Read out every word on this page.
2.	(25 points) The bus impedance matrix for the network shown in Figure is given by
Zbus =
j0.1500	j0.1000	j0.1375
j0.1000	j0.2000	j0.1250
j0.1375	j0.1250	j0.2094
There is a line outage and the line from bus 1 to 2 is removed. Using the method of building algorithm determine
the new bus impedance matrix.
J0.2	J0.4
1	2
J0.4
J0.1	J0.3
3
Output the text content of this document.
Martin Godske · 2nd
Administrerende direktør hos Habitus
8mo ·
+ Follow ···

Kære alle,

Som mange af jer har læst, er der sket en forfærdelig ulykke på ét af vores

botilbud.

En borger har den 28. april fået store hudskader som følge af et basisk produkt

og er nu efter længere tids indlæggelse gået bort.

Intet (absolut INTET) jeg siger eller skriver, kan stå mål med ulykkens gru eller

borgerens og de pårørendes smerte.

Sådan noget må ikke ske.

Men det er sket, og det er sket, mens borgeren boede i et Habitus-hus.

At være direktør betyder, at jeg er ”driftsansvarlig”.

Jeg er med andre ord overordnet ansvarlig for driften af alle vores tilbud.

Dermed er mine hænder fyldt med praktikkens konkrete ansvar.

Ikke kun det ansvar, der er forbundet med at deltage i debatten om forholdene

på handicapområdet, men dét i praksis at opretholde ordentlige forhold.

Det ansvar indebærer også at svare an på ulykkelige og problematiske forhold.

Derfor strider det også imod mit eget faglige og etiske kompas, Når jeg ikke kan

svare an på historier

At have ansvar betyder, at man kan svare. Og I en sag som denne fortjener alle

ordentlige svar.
————————
• [EXERCISE DETAILS] Copy each line of the data exactly, leaving nothing out.

• [COMPLETE OUTPUT]
Read out every word on this page.
2.	(25 points) The bus impedance matrix for the network shown in Figure is given by
Zbus =
j0.1500	j0.1000	j0.1375
j0.1000	j0.2000	j0.1250
j0.1375	j0.1250	j0.2094
There is a line outage and the line from bus 1 to 2 is removed. Using the method of building algorithm determine
the new bus impedance matrix.
J0.2	J0.4
1	2
J0.4
J0.1	J0.3
3
Output the text content of this document.
Martin Godske · 2nd
Administrerende direktør hos Habitus
8mo ·
+ Follow ···

Kære alle,

Som mange af jer har læst, er der sket en forfærdelig ulykke på ét af vores

botilbud.

En borger har den 28. april fået store hudskader som følge af et basisk produkt

og er nu efter længere tids indlæggelse gået bort.

Intet (absolut INTET) jeg siger eller skriver, kan stå mål med ulykkens gru eller

borgerens og de pårørendes smerte.

Sådan noget må ikke ske.

Men det er sket, og det er sket, mens borgeren boede i et Habitus-hus.

At være direktør betyder, at jeg er ”driftsansvarlig”.

Jeg er med andre ord overordnet ansvarlig for driften af alle vores tilbud.

Dermed er mine hænder fyldt med praktikkens konkrete ansvar.

Ikke kun det ansvar, der er forbundet med at deltage i debatten om forholdene

på handicapområdet, men dét i praksis at opretholde ordentlige forhold.

Det ansvar indebærer også at svare an på ulykkelige og problematiske forhold.

Derfor strider det også imod mit eget faglige og etiske kompas, Når jeg ikke kan

svare an på historier

At have ansvar betyder, at man kan svare. Og I en sag som denne fortjener alle

ordentlige svar.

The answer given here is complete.